> TASK GOAL: Set down all of the data that follows word for word, without the images.

___ TASK DATA

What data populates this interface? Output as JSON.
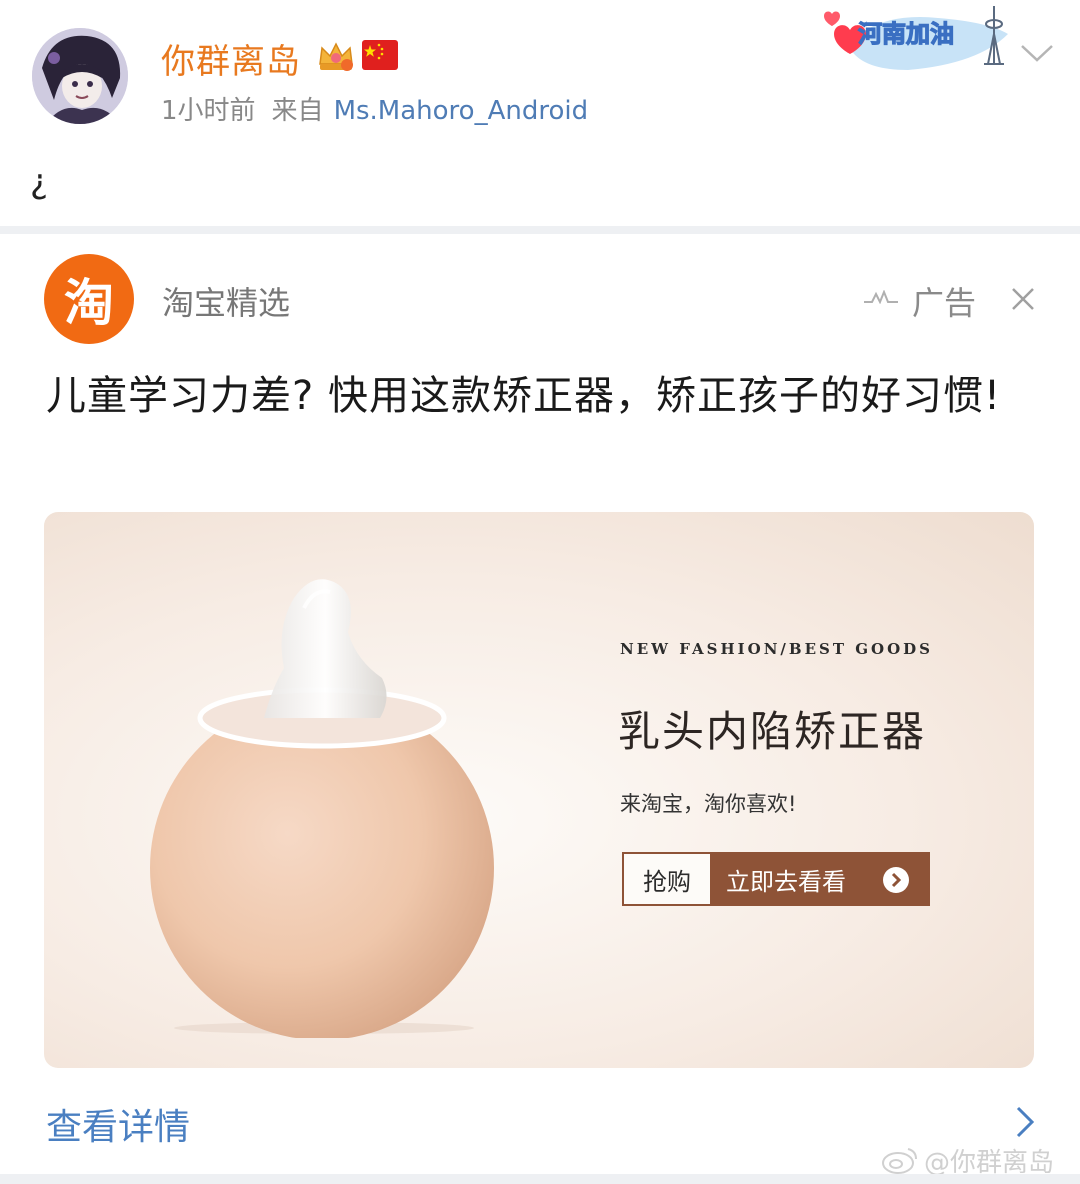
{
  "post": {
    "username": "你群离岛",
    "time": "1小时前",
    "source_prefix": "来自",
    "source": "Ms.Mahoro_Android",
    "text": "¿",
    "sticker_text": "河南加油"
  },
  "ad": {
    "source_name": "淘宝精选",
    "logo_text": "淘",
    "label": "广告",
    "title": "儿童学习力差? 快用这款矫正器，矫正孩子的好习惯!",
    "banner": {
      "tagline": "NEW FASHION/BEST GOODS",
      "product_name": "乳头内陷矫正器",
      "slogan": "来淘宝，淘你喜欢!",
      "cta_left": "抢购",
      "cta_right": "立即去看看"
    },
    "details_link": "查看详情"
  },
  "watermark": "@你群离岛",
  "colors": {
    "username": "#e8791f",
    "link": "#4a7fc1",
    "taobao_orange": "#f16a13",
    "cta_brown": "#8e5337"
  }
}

______

> SOLUTION BELOW:
What data populates this interface? Output as JSON.
{
  "post": {
    "username": "你群离岛",
    "time": "1小时前",
    "source_prefix": "来自",
    "source": "Ms.Mahoro_Android",
    "text": "¿",
    "sticker_text": "河南加油"
  },
  "ad": {
    "source_name": "淘宝精选",
    "logo_text": "淘",
    "label": "广告",
    "title": "儿童学习力差? 快用这款矫正器，矫正孩子的好习惯!",
    "banner": {
      "tagline": "NEW FASHION/BEST GOODS",
      "product_name": "乳头内陷矫正器",
      "slogan": "来淘宝，淘你喜欢!",
      "cta_left": "抢购",
      "cta_right": "立即去看看"
    },
    "details_link": "查看详情"
  },
  "watermark": "@你群离岛",
  "colors": {
    "username": "#e8791f",
    "link": "#4a7fc1",
    "taobao_orange": "#f16a13",
    "cta_brown": "#8e5337"
  }
}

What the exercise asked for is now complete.